▶ **Written problem**
Lines containing the word "this" are to be located and copied.

::::::::::

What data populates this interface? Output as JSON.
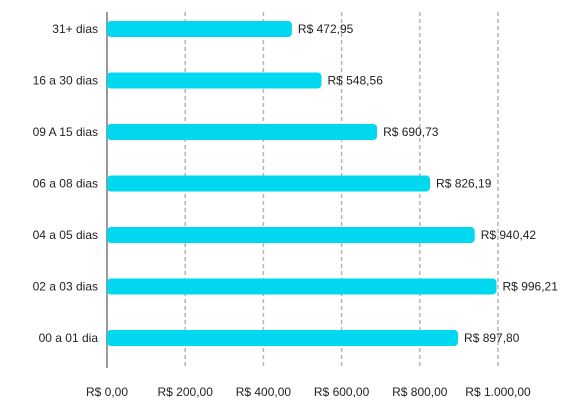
{
  "chart_data": {
    "type": "bar",
    "orientation": "horizontal",
    "categories": [
      "31+ dias",
      "16 a 30 dias",
      "09 A 15 dias",
      "06 a 08 dias",
      "04 a 05 dias",
      "02 a 03 dias",
      "00 a 01 dia"
    ],
    "values": [
      472.95,
      548.56,
      690.73,
      826.19,
      940.42,
      996.21,
      897.8
    ],
    "value_labels": [
      "R$ 472,95",
      "R$ 548,56",
      "R$ 690,73",
      "R$ 826,19",
      "R$ 940,42",
      "R$ 996,21",
      "R$ 897,80"
    ],
    "xlim": [
      0,
      1000
    ],
    "x_ticks": [
      0,
      200,
      400,
      600,
      800,
      1000
    ],
    "x_tick_labels": [
      "R$ 0,00",
      "R$ 200,00",
      "R$ 400,00",
      "R$ 600,00",
      "R$ 800,00",
      "R$ 1.000,00"
    ],
    "grid": "vertical dashed",
    "legend": "none",
    "colors": {
      "bar": "#00d8f0",
      "grid": "#b5b5b5",
      "axis": "#9a9a9a",
      "text": "#222222"
    }
  }
}
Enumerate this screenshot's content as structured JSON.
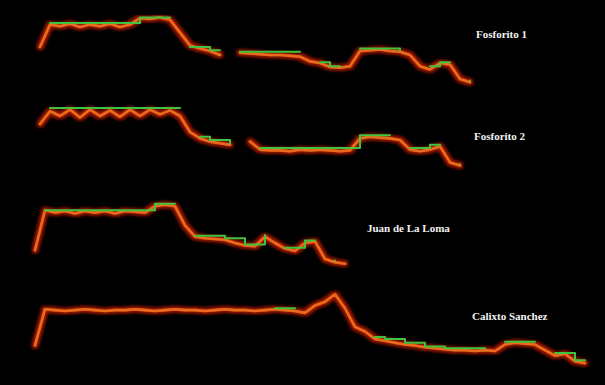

::::::::::

▶ **Expected answer**
What data populates this interface? Output as JSON.
Enumerate this screenshot's content as structured JSON.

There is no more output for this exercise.